* [REQUIRED ACTION A]: From the memory tourism project description below, list every potential benefit the text attributes to the project.
* [REQUIRED ACTION B]:
Answer these questions using the memory tourism project description below:
(i) How many interviews with long-term residents were collected?
(ii) In which town is the project based?
(iii) Where is reminiscence therapy commonly used, according to the text?

* [DOCUMENT SEGMENT]:
--------
MEMORY TOURISm
Memory tourism is an idea for a GPS responsive audio-guide app that triggers autobiographical sound-clips as you explore a new town or city. Based in my home-town: Diss, Norfolk. I collected eight interviews with long-term residents about their time and experiences of the town. I then found a target user (a young person feeling disillusioned with the town) to test the idea out. The final product of an investigation into place-identity, heritage, and how relationships are formed with the built environment.
Through a process of evolving projects exploring the nature of community, identity and belonging, I found that personal insight, storytelling and nostalgia were qualities at the core of communicating a place's sense of value, and to helping foster a sense of belonging.
Coming from a small town but living in an urban metropolis, I feel that we are becoming increasingly emotionally distanced from our environments. Major shifts in lifestyle and culture have promoted individualistic lifestyles and uniformed aesthetics while Google maps generates images of neutral sprawl, punctuated only by the occasional 'officially recognised' point of interest. This loss of emotional ties with our towns- pride, value and identity- result in the loss of community and can lead to crime, and anti-social behaviour.
Reminiscene therapy is a common psychological therapy used in care-centres for the elderly, and is proven to promote self-worth and wellbeing in Auzheimers' sufferers. Reminiscene Tourism proposes to make use of the content of these reminiscences. By applying the stories to spatial markers, it allows others to experience a sense of personal history and meaning, providing an insight into a place's subjective value.
The project has the potential to bridge generational divides; preserving subjective history for posterity; promote a sense of place-identity, and give value and importance to the stories and memories of the elderly.
--------
Structured page-parsing data:
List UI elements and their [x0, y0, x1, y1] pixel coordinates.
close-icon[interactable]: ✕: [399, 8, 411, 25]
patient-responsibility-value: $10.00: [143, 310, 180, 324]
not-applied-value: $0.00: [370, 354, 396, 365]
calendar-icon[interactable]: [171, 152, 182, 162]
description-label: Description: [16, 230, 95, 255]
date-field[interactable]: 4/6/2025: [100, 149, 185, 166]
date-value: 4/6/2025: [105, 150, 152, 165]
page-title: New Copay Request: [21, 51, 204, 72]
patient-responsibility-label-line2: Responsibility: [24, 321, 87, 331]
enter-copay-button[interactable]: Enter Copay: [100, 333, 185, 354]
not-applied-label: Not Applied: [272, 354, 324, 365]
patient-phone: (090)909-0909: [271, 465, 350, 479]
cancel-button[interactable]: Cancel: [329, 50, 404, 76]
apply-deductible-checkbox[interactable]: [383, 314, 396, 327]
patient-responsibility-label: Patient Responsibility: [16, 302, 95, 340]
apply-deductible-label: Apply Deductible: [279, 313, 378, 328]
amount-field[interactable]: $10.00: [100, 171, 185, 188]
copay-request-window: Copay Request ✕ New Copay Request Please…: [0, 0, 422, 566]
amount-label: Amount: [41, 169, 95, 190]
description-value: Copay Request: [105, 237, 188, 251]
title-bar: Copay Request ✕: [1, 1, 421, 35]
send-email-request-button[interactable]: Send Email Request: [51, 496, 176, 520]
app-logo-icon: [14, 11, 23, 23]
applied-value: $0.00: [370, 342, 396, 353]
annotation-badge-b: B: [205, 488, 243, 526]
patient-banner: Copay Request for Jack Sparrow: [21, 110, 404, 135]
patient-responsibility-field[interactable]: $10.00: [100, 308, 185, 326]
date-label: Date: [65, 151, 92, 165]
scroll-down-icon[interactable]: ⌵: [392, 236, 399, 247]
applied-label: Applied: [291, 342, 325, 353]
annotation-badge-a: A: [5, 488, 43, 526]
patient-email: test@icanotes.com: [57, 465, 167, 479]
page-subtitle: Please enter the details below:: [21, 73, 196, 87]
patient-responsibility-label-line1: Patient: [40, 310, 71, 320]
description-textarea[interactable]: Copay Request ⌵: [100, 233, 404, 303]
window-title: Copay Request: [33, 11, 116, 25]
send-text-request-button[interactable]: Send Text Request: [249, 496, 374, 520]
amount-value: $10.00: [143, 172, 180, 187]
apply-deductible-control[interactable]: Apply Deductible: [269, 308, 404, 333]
--------
* [WRITTEN RESPONSE A]:
- Bridging generational divides
- Preserving subjective history for posterity
- Promoting a sense of place-identity
- Giving value and importance to the stories and memories of the elderly

* [WRITTEN RESPONSE B]:
(i) Eight.
(ii) Diss, Norfolk.
(iii) In care-centres for the elderly.